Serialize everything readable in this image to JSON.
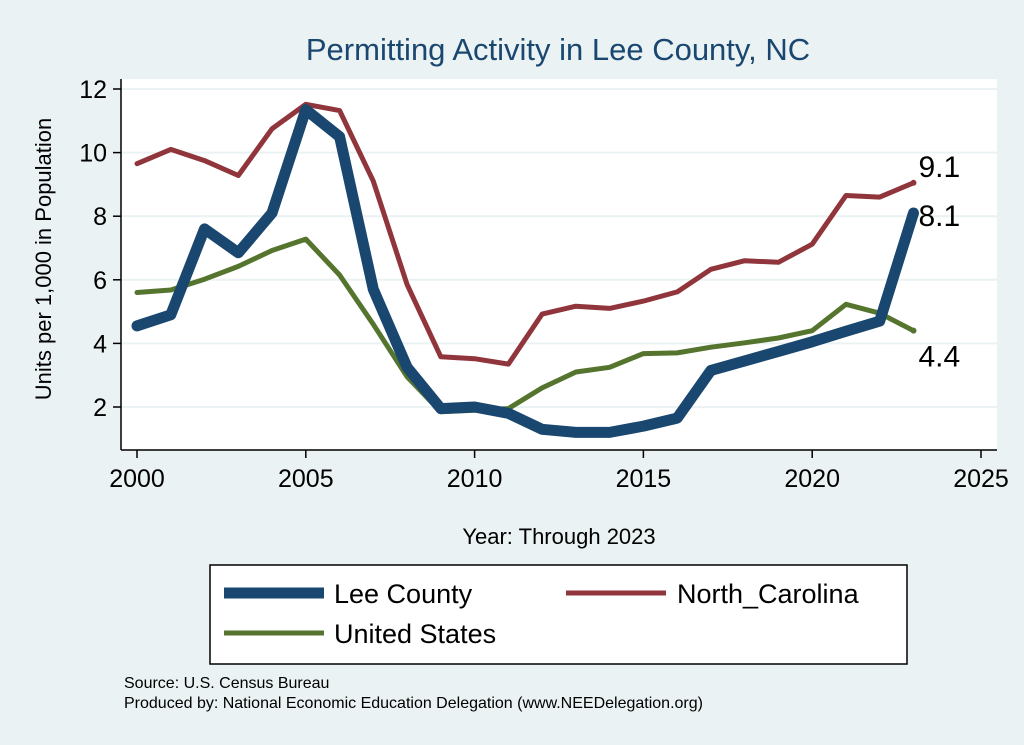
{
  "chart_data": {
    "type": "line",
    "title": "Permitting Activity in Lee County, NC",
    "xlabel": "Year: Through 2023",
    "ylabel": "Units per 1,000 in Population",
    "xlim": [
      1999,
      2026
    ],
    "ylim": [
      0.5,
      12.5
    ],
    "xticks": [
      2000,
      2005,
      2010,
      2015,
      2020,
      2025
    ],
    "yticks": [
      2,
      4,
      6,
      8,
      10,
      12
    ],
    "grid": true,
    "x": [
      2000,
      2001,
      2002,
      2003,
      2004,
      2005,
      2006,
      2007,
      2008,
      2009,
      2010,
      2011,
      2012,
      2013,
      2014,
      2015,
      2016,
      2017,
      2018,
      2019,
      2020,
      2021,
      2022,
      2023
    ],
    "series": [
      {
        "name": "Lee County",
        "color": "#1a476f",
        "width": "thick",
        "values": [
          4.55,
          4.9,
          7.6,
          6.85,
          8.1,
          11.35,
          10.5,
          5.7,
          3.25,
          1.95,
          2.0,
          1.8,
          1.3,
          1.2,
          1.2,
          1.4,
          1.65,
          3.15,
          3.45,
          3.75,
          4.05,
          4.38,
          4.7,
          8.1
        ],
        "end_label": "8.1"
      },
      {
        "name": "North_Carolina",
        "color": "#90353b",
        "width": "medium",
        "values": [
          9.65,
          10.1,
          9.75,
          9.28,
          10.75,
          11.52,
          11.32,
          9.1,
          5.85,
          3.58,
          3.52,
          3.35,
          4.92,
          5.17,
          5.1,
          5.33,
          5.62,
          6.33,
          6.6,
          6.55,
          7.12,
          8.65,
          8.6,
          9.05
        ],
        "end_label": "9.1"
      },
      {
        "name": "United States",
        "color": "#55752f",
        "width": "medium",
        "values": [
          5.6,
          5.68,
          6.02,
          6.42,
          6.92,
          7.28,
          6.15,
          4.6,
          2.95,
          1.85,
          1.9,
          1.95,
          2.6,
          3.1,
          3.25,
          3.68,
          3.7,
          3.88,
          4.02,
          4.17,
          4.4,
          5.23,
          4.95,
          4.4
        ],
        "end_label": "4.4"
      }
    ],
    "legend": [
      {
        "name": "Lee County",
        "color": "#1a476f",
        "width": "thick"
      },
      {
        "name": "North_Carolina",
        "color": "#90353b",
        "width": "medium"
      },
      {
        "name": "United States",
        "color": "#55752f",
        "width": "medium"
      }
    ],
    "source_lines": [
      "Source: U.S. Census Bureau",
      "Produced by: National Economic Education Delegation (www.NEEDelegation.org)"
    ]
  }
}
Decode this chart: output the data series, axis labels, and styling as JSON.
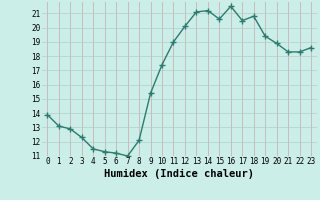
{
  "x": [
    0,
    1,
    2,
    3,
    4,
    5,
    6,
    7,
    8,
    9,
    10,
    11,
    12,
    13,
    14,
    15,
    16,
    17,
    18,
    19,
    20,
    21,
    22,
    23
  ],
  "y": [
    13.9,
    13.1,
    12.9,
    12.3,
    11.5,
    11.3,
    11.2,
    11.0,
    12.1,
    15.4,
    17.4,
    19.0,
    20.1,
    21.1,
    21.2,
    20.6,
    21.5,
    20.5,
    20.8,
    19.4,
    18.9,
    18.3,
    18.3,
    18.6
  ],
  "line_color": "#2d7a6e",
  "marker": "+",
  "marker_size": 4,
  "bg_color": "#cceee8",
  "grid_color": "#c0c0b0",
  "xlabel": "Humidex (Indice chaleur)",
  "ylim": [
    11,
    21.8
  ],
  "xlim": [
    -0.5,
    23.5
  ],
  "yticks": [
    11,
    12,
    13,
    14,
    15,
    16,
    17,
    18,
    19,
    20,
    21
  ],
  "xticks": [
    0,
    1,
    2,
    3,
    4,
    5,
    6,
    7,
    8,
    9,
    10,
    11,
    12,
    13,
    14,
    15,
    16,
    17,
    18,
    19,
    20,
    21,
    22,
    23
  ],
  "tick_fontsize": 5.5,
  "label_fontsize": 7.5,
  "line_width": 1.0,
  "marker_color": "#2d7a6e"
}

···

§ TASK:
A faithful copy of the records above is needed, with the pictures left out.

§ RESULT OF THIS EXERCISE:
Serialize everything readable in this image to JSON.
{
  "chart_data": {
    "type": "line",
    "title": "Permitting Activity in Lee County, NC",
    "xlabel": "Year: Through 2023",
    "ylabel": "Units per 1,000 in Population",
    "xlim": [
      1999,
      2026
    ],
    "ylim": [
      0.5,
      12.5
    ],
    "xticks": [
      2000,
      2005,
      2010,
      2015,
      2020,
      2025
    ],
    "yticks": [
      2,
      4,
      6,
      8,
      10,
      12
    ],
    "grid": true,
    "x": [
      2000,
      2001,
      2002,
      2003,
      2004,
      2005,
      2006,
      2007,
      2008,
      2009,
      2010,
      2011,
      2012,
      2013,
      2014,
      2015,
      2016,
      2017,
      2018,
      2019,
      2020,
      2021,
      2022,
      2023
    ],
    "series": [
      {
        "name": "Lee County",
        "color": "#1a476f",
        "width": "thick",
        "values": [
          4.55,
          4.9,
          7.6,
          6.85,
          8.1,
          11.35,
          10.5,
          5.7,
          3.25,
          1.95,
          2.0,
          1.8,
          1.3,
          1.2,
          1.2,
          1.4,
          1.65,
          3.15,
          3.45,
          3.75,
          4.05,
          4.38,
          4.7,
          8.1
        ],
        "end_label": "8.1"
      },
      {
        "name": "North_Carolina",
        "color": "#90353b",
        "width": "medium",
        "values": [
          9.65,
          10.1,
          9.75,
          9.28,
          10.75,
          11.52,
          11.32,
          9.1,
          5.85,
          3.58,
          3.52,
          3.35,
          4.92,
          5.17,
          5.1,
          5.33,
          5.62,
          6.33,
          6.6,
          6.55,
          7.12,
          8.65,
          8.6,
          9.05
        ],
        "end_label": "9.1"
      },
      {
        "name": "United States",
        "color": "#55752f",
        "width": "medium",
        "values": [
          5.6,
          5.68,
          6.02,
          6.42,
          6.92,
          7.28,
          6.15,
          4.6,
          2.95,
          1.85,
          1.9,
          1.95,
          2.6,
          3.1,
          3.25,
          3.68,
          3.7,
          3.88,
          4.02,
          4.17,
          4.4,
          5.23,
          4.95,
          4.4
        ],
        "end_label": "4.4"
      }
    ],
    "legend": [
      {
        "name": "Lee County",
        "color": "#1a476f",
        "width": "thick"
      },
      {
        "name": "North_Carolina",
        "color": "#90353b",
        "width": "medium"
      },
      {
        "name": "United States",
        "color": "#55752f",
        "width": "medium"
      }
    ],
    "source_lines": [
      "Source: U.S. Census Bureau",
      "Produced by: National Economic Education Delegation (www.NEEDelegation.org)"
    ]
  }
}
Decode this chart: output the data series, axis labels, and styling as JSON.
{
  "x": [
    0,
    1,
    2,
    3,
    4,
    5,
    6,
    7,
    8,
    9,
    10,
    11,
    12,
    13,
    14,
    15,
    16,
    17,
    18,
    19,
    20,
    21,
    22,
    23
  ],
  "y": [
    13.9,
    13.1,
    12.9,
    12.3,
    11.5,
    11.3,
    11.2,
    11.0,
    12.1,
    15.4,
    17.4,
    19.0,
    20.1,
    21.1,
    21.2,
    20.6,
    21.5,
    20.5,
    20.8,
    19.4,
    18.9,
    18.3,
    18.3,
    18.6
  ],
  "line_color": "#2d7a6e",
  "marker": "+",
  "marker_size": 4,
  "bg_color": "#cceee8",
  "grid_color": "#c0c0b0",
  "xlabel": "Humidex (Indice chaleur)",
  "ylim": [
    11,
    21.8
  ],
  "xlim": [
    -0.5,
    23.5
  ],
  "yticks": [
    11,
    12,
    13,
    14,
    15,
    16,
    17,
    18,
    19,
    20,
    21
  ],
  "xticks": [
    0,
    1,
    2,
    3,
    4,
    5,
    6,
    7,
    8,
    9,
    10,
    11,
    12,
    13,
    14,
    15,
    16,
    17,
    18,
    19,
    20,
    21,
    22,
    23
  ],
  "tick_fontsize": 5.5,
  "label_fontsize": 7.5,
  "line_width": 1.0,
  "marker_color": "#2d7a6e"
}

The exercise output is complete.